---------- Data for this task ----------

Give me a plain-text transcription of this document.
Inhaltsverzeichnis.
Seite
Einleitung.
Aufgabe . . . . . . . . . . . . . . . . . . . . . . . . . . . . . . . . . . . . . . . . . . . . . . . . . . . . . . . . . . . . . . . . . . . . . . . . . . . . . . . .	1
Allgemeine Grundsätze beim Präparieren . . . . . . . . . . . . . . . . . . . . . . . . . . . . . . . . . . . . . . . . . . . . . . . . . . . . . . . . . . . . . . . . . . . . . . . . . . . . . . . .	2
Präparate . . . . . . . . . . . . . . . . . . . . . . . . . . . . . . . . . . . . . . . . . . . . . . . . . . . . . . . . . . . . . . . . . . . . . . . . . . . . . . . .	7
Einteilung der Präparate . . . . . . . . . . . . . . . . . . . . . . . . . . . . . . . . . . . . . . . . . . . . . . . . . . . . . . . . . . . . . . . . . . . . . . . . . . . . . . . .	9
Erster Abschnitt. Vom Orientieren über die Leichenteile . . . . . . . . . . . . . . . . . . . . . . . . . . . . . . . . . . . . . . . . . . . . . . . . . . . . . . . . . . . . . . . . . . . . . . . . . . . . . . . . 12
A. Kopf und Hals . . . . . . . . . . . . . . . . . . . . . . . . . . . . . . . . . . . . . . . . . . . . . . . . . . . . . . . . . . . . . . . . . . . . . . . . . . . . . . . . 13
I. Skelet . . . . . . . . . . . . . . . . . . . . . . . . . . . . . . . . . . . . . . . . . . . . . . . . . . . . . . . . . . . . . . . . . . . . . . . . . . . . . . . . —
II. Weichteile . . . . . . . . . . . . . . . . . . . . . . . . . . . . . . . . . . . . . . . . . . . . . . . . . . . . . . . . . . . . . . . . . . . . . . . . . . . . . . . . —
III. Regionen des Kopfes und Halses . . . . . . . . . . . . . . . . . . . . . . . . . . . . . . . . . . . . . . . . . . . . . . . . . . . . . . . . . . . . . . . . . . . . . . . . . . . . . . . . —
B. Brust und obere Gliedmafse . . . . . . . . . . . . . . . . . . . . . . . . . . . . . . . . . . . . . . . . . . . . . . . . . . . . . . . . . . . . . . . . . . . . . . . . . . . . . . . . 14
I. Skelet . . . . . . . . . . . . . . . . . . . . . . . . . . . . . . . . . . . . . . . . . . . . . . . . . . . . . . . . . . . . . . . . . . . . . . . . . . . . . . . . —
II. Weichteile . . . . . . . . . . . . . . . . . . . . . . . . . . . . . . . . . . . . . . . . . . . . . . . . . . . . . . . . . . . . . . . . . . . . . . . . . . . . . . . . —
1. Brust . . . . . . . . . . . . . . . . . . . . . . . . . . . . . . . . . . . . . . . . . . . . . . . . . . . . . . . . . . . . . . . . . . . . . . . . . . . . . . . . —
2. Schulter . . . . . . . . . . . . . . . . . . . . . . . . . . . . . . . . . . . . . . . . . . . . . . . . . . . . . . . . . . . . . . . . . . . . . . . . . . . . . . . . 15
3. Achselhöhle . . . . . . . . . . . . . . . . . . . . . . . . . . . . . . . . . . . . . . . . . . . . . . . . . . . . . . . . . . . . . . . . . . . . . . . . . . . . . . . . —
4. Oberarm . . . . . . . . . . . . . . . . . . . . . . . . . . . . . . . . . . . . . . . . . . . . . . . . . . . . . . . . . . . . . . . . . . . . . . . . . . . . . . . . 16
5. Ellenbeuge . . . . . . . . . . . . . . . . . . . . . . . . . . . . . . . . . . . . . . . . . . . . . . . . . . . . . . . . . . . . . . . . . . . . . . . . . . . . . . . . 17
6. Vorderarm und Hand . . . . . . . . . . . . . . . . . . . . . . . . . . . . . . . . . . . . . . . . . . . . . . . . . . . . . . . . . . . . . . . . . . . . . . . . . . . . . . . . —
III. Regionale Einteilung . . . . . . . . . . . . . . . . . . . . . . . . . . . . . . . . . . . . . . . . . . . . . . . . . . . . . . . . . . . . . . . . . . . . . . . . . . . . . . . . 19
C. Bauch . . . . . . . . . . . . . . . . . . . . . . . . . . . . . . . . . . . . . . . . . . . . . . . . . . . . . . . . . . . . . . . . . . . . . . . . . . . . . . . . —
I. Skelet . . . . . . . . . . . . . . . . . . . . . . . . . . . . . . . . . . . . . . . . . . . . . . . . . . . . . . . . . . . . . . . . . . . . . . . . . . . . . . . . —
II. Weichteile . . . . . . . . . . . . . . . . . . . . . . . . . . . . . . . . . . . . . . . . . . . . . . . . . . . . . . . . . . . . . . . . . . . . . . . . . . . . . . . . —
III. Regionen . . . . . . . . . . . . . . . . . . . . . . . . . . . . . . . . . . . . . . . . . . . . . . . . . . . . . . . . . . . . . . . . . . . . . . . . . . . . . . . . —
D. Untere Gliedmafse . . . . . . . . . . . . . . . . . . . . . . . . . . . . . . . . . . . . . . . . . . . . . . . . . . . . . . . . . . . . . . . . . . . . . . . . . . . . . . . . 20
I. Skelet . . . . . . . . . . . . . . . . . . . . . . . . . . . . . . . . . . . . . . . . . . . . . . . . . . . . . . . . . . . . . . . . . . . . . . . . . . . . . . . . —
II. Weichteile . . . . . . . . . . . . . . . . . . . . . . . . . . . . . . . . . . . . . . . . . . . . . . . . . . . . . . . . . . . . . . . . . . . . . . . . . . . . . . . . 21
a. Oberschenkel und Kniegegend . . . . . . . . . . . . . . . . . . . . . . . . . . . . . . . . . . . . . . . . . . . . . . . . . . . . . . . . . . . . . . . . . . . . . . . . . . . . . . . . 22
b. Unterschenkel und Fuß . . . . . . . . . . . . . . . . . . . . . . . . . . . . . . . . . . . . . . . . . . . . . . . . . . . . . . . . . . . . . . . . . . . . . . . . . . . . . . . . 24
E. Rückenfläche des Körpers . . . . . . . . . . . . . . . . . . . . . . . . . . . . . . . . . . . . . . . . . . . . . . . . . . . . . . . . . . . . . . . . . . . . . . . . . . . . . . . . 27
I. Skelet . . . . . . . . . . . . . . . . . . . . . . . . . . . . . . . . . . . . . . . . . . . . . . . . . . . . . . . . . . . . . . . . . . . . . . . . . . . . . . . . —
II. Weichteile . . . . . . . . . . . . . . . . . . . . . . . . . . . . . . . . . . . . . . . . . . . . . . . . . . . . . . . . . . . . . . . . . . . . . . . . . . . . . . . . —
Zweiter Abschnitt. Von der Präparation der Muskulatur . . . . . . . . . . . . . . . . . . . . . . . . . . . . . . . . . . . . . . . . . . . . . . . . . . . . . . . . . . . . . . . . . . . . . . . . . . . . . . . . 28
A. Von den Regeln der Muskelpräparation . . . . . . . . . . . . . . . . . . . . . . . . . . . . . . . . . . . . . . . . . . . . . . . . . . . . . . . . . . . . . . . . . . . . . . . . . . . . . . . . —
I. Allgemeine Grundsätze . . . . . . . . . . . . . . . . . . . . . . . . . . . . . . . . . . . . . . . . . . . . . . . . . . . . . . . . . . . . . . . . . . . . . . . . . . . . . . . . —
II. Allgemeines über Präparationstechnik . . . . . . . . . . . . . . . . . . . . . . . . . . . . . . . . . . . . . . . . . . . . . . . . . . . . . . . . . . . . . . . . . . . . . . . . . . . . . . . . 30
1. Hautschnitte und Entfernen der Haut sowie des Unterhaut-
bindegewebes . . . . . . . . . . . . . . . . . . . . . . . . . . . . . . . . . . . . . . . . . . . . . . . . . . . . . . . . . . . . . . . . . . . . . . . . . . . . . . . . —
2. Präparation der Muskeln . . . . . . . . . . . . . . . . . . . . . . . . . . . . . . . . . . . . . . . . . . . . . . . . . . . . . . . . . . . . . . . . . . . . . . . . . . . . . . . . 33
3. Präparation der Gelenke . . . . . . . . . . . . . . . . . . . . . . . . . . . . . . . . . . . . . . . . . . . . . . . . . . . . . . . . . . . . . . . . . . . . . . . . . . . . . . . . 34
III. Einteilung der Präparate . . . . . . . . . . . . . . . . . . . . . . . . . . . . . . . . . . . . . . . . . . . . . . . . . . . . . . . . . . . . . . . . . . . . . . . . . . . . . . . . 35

----------

▶ [Work to be completed]: Select every line of the records holding the string "Abschnitt".

▶ [Solution to this problem]:
Erster Abschnitt. Vom Orientieren über die Leichenteile . . . . . . . . . . . . . . . . . . . . . . . . . . . . . . . . . . . . . . . . . . . . . . . . . . . . . . . . . . . . . . . . . . . . . . . . . . . . . . . . 12
Zweiter Abschnitt. Von der Präparation der Muskulatur . . . . . . . . . . . . . . . . . . . . . . . . . . . . . . . . . . . . . . . . . . . . . . . . . . . . . . . . . . . . . . . . . . . . . . . . . . . . . . . . 28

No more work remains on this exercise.